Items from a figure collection
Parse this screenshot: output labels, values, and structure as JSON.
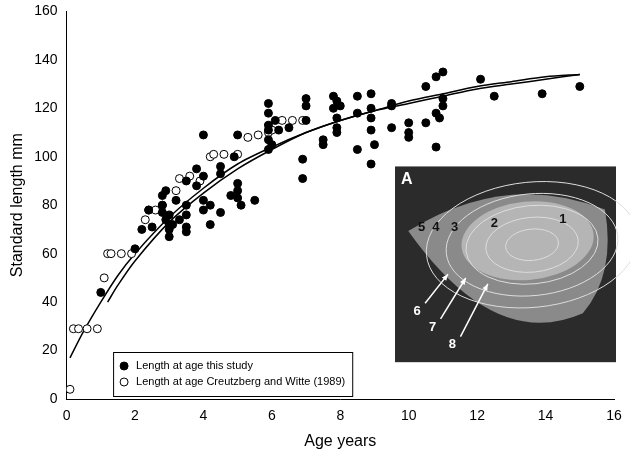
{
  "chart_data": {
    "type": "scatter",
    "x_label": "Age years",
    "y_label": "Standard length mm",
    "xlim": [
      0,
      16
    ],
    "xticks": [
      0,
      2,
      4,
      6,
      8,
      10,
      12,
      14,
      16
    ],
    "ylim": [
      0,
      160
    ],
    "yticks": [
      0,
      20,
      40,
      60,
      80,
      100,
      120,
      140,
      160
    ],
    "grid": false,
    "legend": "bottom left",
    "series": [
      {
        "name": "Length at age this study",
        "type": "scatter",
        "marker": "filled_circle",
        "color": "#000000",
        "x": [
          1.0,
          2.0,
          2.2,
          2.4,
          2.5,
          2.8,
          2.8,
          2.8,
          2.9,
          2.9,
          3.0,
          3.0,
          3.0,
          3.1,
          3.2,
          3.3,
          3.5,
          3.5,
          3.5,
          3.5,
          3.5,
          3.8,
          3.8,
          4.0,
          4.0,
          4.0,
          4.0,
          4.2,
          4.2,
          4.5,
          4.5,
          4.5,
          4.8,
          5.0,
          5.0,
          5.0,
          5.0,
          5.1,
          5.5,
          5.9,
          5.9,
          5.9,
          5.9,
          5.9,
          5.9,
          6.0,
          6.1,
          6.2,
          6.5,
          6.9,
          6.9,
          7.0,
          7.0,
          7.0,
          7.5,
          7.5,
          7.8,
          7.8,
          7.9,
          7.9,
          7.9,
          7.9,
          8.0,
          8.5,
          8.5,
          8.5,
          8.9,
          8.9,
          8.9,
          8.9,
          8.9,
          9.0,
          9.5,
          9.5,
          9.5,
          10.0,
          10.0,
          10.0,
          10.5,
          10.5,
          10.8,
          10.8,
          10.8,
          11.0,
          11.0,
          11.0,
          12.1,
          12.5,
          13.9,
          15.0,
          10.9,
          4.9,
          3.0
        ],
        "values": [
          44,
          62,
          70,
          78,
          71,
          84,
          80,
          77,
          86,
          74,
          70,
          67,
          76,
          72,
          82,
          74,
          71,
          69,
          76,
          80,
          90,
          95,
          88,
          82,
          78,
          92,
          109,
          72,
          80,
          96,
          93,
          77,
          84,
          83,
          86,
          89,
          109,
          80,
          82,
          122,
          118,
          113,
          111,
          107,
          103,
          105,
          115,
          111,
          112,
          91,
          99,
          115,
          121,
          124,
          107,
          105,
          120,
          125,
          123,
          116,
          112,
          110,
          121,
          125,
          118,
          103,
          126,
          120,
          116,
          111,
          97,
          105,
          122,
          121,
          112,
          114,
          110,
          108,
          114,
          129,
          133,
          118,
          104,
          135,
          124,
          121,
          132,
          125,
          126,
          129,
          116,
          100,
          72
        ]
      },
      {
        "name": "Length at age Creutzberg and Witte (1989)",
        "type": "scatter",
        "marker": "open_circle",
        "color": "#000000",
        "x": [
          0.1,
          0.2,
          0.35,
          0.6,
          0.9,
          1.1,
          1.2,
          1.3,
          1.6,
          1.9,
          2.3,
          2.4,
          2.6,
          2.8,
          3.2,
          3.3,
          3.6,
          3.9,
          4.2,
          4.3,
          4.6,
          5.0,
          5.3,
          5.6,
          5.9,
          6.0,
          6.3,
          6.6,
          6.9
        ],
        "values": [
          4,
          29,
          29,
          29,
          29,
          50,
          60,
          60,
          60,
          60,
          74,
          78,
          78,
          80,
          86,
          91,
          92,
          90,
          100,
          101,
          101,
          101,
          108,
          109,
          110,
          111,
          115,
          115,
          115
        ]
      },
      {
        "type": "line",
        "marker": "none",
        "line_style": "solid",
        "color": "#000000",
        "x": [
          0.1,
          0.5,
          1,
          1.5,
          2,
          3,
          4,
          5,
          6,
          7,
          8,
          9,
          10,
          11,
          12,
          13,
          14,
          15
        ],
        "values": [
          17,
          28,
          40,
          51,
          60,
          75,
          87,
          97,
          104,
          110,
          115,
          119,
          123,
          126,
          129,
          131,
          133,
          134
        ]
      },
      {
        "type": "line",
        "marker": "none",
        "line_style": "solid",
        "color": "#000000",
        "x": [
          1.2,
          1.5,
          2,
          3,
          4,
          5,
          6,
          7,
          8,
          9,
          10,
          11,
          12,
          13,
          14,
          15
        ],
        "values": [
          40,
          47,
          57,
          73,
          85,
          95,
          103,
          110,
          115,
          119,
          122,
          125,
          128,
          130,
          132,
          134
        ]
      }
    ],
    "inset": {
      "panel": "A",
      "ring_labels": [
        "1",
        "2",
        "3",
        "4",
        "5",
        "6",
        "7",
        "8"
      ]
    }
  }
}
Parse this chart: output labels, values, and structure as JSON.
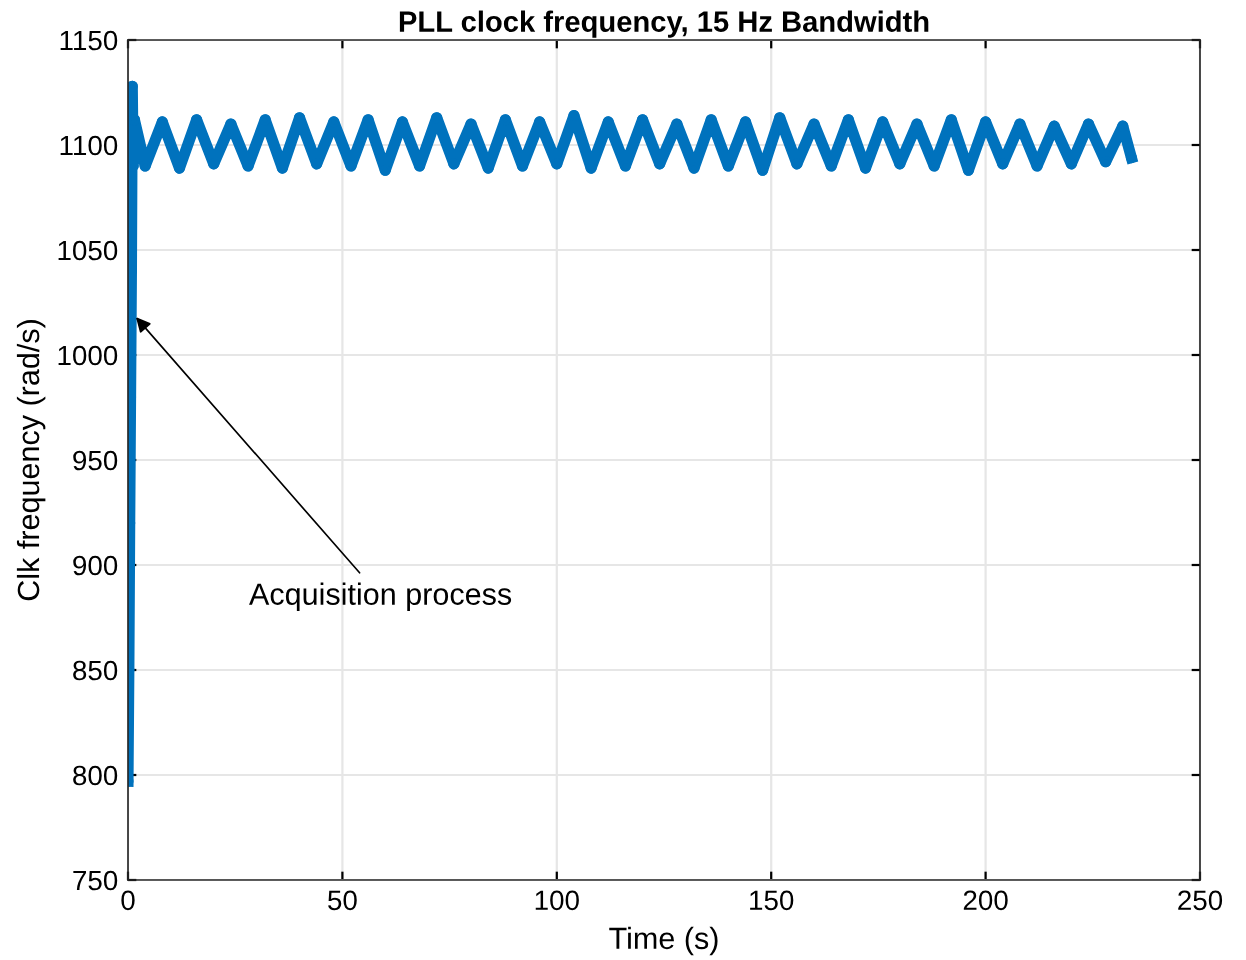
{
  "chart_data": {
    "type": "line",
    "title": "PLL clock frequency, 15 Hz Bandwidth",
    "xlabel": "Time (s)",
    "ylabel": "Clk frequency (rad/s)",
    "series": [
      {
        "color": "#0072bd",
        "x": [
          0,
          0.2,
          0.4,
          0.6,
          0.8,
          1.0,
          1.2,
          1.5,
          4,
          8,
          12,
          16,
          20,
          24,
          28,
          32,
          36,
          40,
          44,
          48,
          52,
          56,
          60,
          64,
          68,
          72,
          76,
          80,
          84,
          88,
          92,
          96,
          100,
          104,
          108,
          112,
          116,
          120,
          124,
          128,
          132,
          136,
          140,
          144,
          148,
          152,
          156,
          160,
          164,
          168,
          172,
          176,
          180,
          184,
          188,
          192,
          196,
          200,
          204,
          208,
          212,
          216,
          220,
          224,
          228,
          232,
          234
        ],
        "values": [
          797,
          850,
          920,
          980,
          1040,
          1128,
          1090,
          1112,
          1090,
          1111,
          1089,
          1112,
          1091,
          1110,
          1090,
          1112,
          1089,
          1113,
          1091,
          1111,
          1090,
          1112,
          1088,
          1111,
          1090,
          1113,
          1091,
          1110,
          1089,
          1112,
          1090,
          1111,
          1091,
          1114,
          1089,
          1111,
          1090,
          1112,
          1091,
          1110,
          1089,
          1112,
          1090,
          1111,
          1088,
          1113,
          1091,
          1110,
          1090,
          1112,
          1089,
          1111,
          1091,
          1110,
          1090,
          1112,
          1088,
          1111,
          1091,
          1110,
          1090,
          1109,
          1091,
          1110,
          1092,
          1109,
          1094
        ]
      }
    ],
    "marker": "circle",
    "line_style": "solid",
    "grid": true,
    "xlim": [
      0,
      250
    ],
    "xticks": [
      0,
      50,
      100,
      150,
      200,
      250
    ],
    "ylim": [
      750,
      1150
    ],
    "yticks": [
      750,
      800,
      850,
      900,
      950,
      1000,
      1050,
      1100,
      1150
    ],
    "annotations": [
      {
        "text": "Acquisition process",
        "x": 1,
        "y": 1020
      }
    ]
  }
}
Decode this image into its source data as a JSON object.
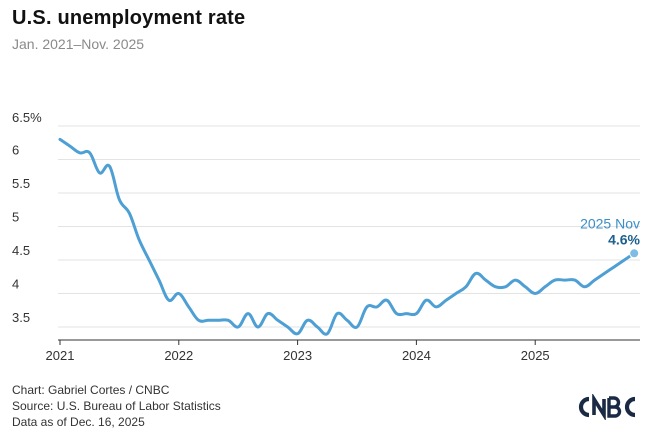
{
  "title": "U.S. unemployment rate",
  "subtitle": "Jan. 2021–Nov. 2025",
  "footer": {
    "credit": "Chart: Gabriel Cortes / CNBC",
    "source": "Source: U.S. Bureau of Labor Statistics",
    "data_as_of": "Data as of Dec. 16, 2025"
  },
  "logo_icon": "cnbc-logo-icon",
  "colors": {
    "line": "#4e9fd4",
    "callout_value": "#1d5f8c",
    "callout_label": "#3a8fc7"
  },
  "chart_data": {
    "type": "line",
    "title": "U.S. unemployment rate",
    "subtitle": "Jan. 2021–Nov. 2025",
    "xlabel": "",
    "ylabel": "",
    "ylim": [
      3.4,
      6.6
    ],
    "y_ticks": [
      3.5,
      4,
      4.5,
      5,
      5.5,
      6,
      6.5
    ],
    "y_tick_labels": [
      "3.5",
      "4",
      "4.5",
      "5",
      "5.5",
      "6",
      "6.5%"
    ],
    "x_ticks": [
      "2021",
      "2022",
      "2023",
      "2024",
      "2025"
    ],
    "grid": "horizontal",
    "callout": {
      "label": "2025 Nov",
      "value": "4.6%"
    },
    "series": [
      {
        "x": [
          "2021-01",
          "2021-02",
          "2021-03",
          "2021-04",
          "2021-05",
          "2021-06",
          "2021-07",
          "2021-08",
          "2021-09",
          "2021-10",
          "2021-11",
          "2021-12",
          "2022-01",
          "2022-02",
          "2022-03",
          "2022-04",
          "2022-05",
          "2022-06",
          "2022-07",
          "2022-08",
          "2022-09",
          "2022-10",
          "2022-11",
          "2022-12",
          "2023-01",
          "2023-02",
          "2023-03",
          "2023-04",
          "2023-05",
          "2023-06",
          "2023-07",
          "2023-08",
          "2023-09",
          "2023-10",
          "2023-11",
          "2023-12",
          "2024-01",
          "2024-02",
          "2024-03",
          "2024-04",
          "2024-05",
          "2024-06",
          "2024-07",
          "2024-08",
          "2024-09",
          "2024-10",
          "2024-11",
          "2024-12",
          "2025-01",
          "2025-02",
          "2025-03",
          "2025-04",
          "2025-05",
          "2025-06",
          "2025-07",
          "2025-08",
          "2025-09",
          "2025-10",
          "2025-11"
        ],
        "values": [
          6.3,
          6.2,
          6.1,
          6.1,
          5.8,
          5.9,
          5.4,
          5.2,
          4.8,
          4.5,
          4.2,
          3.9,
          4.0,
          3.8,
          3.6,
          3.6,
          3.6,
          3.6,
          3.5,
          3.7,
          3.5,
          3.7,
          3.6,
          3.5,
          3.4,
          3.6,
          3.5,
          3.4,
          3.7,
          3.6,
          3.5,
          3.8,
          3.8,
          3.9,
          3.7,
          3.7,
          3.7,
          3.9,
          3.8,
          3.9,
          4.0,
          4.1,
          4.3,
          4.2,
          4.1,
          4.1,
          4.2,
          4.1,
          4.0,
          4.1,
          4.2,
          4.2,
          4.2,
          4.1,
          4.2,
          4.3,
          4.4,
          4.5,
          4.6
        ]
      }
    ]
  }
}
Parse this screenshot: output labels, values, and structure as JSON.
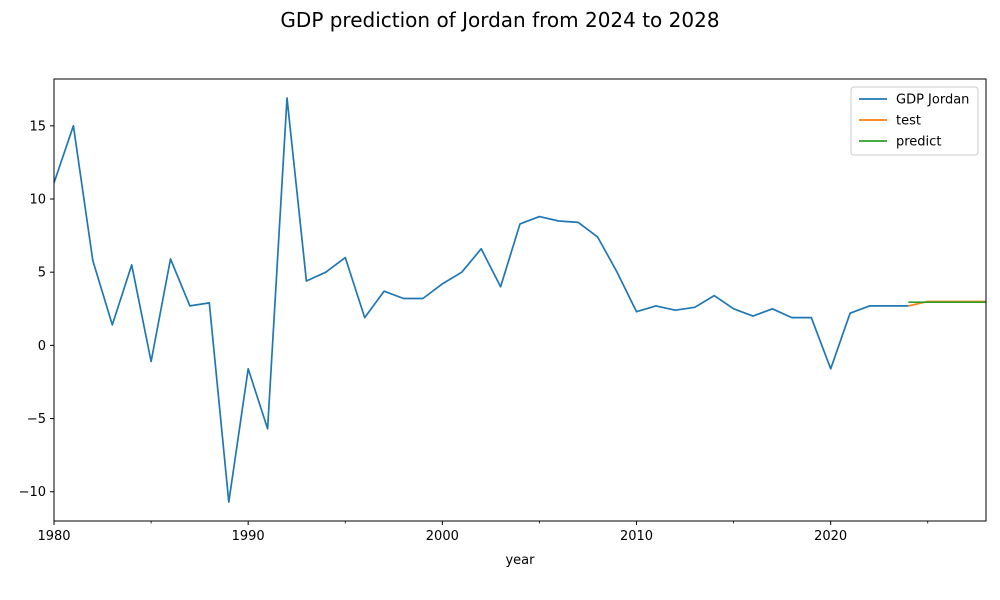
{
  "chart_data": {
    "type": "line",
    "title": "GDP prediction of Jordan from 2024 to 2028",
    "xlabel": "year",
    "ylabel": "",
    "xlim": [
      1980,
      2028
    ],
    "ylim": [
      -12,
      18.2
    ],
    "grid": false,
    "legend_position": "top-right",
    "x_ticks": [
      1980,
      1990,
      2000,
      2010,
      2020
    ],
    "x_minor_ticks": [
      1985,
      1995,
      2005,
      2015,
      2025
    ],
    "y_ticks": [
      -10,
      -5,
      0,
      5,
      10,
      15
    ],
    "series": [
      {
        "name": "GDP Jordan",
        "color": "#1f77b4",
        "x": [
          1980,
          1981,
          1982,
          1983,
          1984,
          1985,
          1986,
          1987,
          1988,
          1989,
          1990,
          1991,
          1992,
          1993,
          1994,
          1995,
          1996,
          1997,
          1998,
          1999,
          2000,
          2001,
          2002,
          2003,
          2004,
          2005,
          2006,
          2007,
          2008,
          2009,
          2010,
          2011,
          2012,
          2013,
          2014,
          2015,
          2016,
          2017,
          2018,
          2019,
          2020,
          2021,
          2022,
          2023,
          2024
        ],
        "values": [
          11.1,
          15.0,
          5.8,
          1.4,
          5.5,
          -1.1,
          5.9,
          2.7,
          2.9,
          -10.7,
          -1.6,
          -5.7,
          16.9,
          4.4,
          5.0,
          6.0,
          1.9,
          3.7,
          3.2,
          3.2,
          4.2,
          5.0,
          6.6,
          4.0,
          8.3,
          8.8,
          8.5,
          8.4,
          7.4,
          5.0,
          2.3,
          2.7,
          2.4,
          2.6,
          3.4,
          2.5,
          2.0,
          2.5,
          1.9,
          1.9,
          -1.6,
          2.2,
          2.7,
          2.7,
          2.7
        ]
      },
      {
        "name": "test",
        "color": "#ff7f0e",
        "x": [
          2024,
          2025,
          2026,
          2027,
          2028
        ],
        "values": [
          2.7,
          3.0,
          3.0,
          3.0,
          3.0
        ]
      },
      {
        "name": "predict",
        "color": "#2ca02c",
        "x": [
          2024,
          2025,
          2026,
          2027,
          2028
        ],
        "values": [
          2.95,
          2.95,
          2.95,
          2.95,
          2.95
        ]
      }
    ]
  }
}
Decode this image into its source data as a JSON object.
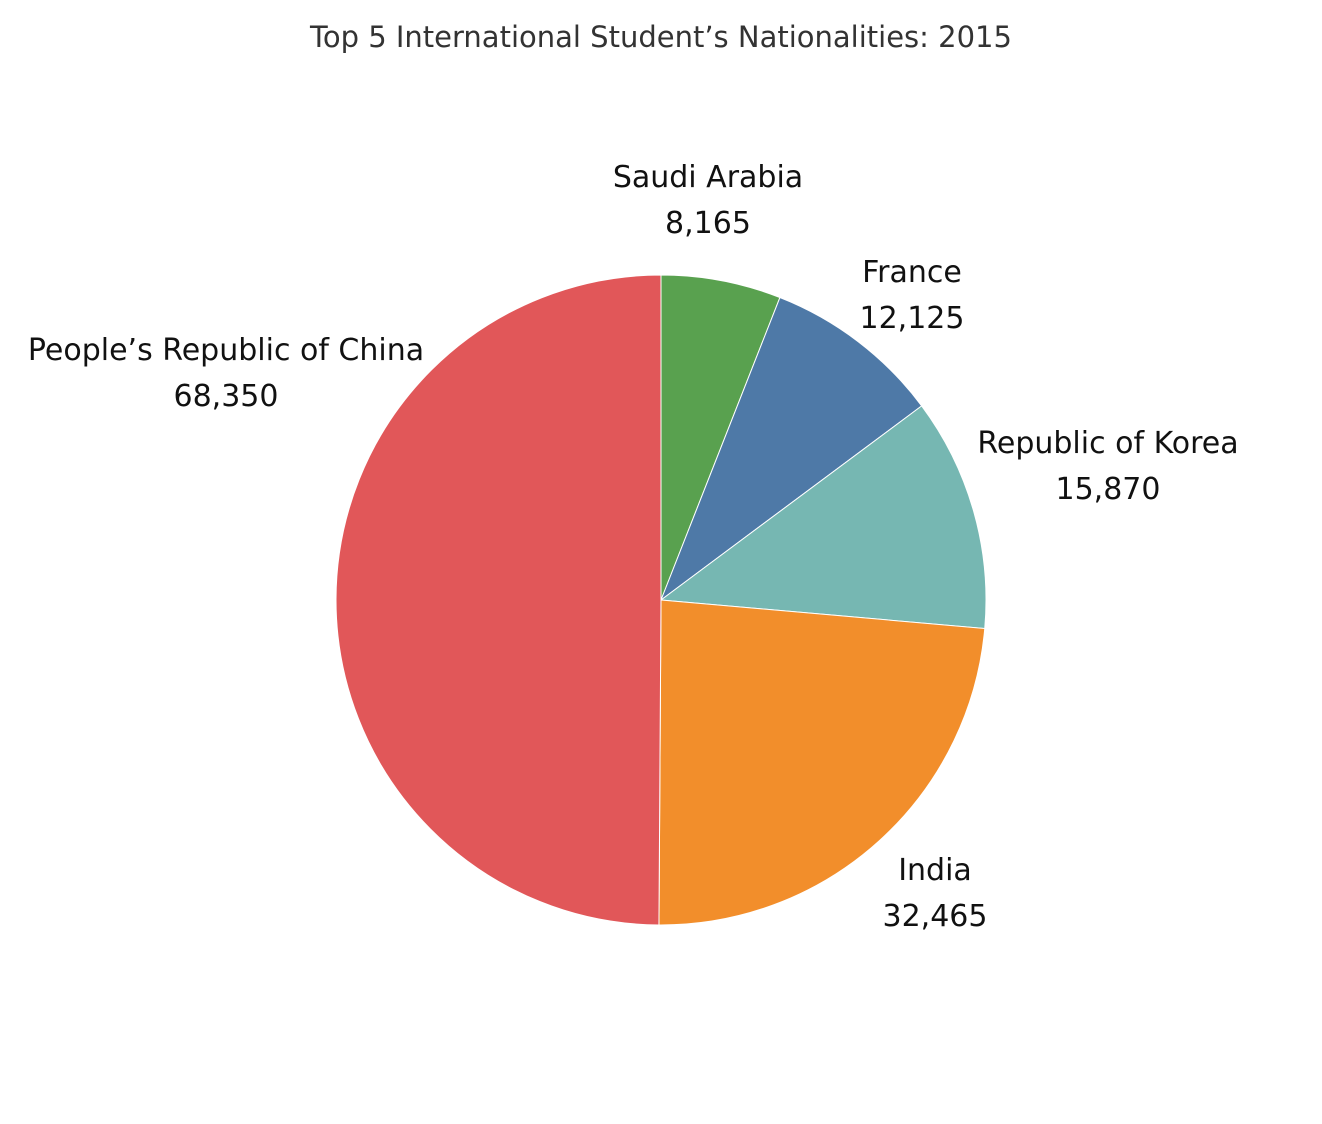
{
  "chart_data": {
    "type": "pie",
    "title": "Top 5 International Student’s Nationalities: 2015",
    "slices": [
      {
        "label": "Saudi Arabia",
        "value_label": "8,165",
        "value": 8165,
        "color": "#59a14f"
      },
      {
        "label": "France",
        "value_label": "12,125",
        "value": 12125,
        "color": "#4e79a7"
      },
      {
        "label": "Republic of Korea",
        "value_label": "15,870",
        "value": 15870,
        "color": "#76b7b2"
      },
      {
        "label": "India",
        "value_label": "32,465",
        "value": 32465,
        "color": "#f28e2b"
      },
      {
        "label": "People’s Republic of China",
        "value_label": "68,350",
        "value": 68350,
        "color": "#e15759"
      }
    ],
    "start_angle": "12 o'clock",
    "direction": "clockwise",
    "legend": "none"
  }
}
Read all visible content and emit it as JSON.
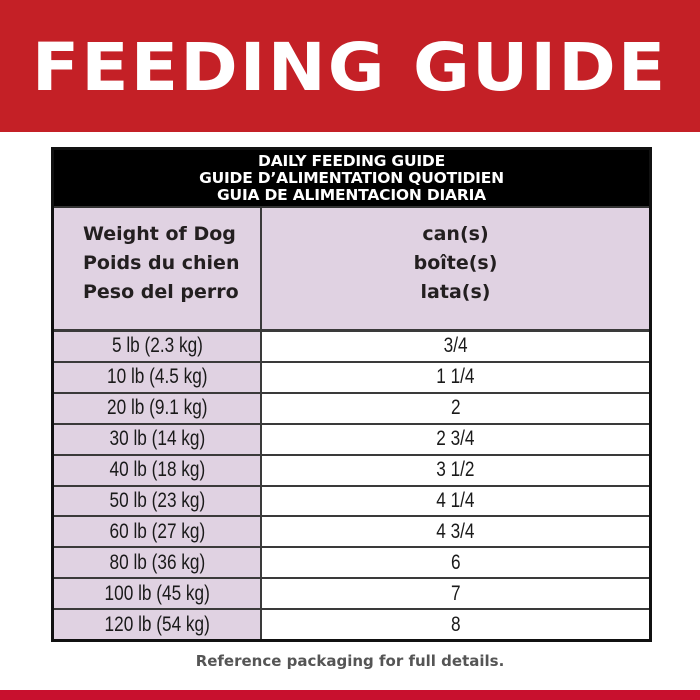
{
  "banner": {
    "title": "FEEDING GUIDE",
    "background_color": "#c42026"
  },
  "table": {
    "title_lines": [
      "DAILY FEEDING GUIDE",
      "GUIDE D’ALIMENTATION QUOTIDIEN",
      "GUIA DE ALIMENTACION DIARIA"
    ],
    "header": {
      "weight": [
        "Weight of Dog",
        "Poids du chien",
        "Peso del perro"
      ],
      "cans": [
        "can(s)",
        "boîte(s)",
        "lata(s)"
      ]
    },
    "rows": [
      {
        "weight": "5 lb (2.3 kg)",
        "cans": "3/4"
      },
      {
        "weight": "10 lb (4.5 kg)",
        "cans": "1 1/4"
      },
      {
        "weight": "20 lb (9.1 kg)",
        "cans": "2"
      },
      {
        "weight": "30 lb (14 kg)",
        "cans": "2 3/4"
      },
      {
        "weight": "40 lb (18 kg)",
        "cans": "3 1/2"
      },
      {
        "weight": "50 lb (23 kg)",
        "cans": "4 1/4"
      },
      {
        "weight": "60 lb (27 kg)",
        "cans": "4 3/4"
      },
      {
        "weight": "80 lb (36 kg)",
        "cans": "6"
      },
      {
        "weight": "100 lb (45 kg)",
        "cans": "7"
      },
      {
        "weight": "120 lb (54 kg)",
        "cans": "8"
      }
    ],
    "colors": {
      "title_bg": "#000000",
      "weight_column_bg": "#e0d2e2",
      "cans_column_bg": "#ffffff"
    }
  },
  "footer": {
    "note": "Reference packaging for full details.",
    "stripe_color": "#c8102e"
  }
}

| PROBLEM DETAILS |
Extract each line from the entries above that contains the string "frequency".

| RESPONSE BELOW |
    "title": "PLL clock frequency, 15 Hz Bandwidth",
    "ylabel": "Clk frequency (rad/s)",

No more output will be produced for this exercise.